- YOUR INSTRUCTIONS -
Determine how many lines hold "Temperature" and give only that number.

----

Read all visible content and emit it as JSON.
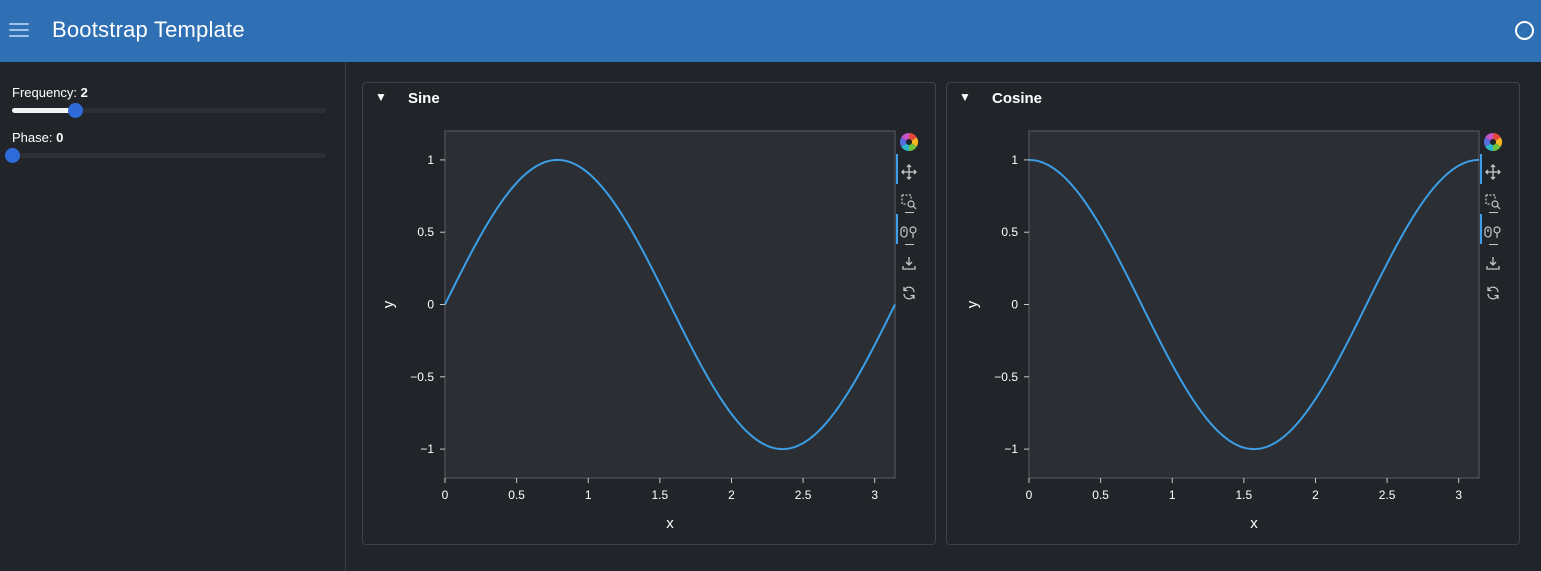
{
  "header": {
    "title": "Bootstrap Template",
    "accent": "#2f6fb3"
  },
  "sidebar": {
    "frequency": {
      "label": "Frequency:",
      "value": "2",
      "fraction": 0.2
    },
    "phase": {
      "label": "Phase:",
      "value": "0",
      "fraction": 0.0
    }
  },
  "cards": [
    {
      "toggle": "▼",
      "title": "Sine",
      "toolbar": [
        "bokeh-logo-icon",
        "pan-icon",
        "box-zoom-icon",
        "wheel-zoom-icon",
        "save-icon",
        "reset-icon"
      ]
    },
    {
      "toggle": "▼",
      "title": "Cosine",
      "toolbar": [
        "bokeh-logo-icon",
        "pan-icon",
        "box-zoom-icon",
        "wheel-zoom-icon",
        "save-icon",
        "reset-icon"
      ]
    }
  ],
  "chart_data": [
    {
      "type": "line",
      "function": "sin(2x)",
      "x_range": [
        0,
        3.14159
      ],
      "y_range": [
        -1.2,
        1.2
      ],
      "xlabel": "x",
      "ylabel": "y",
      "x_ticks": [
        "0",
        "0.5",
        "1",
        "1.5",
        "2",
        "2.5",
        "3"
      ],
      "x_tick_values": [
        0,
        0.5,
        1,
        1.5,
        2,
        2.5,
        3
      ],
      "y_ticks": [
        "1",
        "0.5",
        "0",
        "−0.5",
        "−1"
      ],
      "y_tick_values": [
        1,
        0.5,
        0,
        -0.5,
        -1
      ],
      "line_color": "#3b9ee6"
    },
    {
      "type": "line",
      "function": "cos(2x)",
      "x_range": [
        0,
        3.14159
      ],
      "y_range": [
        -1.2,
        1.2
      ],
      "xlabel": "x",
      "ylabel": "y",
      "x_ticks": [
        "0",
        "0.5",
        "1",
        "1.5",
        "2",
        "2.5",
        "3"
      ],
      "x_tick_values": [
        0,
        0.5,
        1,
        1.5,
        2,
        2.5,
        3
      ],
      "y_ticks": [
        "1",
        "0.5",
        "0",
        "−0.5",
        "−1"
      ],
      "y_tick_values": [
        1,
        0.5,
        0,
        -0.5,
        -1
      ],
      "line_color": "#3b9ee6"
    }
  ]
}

----

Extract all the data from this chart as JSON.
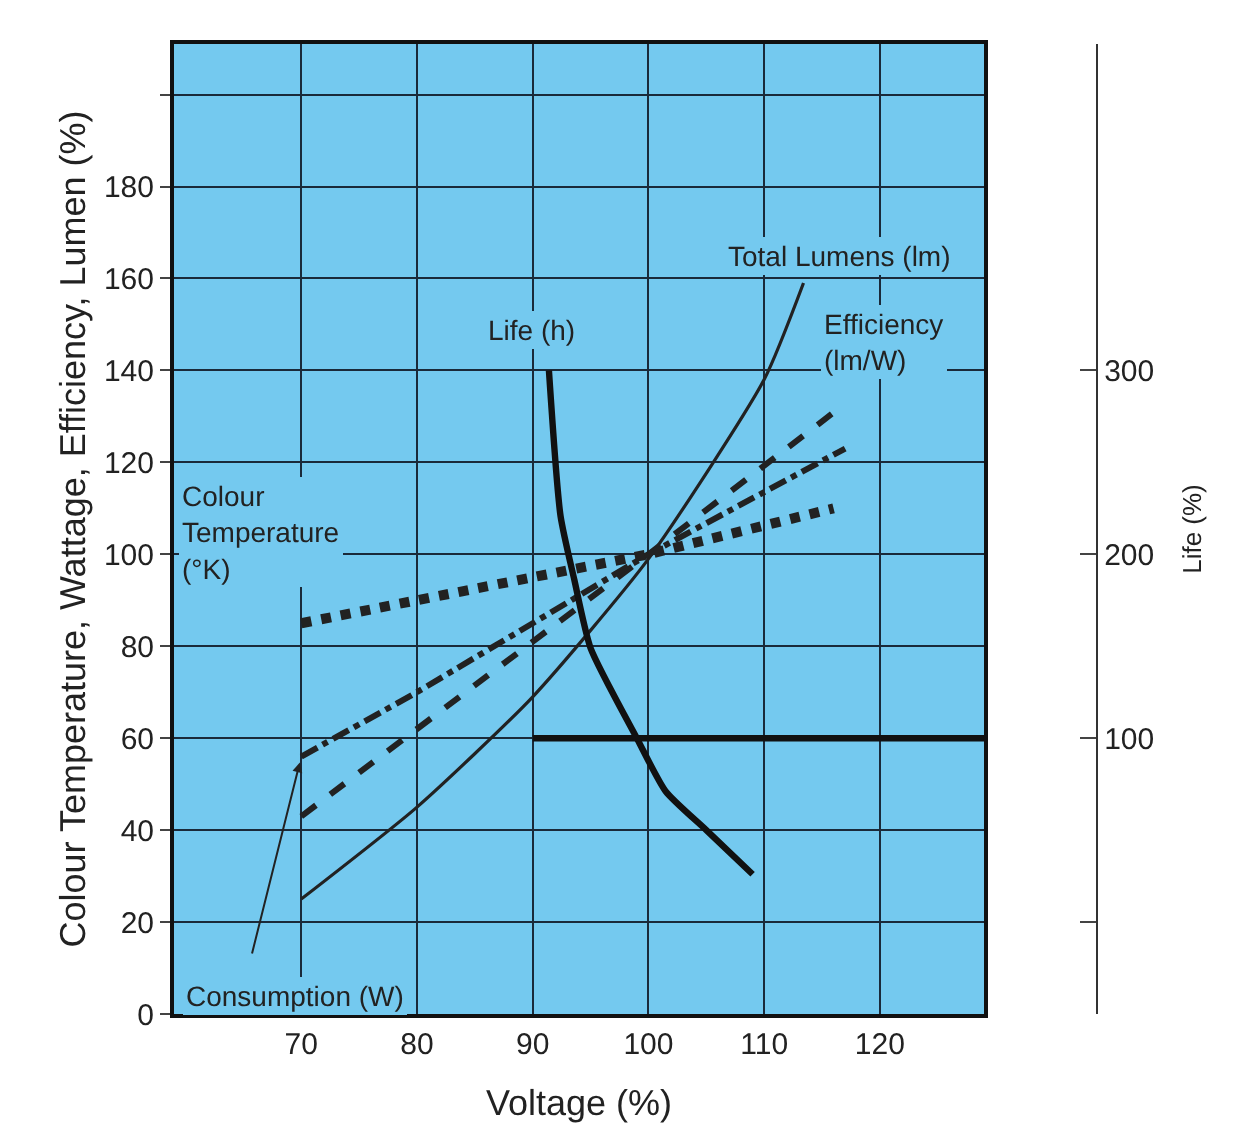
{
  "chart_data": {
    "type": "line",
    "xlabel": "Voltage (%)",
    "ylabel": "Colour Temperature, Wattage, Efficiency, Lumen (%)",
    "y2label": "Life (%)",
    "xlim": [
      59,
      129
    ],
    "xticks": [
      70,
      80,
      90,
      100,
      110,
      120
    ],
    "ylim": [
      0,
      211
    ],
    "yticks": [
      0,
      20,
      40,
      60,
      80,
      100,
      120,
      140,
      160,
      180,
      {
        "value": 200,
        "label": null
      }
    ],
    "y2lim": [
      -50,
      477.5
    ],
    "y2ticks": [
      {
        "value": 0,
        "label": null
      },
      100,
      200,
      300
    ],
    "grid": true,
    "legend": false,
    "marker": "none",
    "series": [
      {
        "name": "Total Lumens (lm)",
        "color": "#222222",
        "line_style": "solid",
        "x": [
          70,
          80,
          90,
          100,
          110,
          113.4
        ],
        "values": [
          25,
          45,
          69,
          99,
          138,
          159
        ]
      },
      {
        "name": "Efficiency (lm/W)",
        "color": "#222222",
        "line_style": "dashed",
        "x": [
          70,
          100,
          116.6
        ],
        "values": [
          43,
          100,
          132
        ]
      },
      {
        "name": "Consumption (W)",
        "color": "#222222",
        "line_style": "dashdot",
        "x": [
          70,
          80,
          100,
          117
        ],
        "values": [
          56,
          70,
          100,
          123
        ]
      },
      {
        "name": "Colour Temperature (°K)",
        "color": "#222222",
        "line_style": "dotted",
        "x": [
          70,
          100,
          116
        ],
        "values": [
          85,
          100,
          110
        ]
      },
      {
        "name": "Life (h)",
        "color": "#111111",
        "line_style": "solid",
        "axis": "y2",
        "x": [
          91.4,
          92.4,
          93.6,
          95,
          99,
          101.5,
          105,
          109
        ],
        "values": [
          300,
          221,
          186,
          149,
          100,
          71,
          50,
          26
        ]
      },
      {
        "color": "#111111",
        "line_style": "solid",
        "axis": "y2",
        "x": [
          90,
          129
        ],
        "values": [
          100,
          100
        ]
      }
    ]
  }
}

----

- TASK RESULT -
2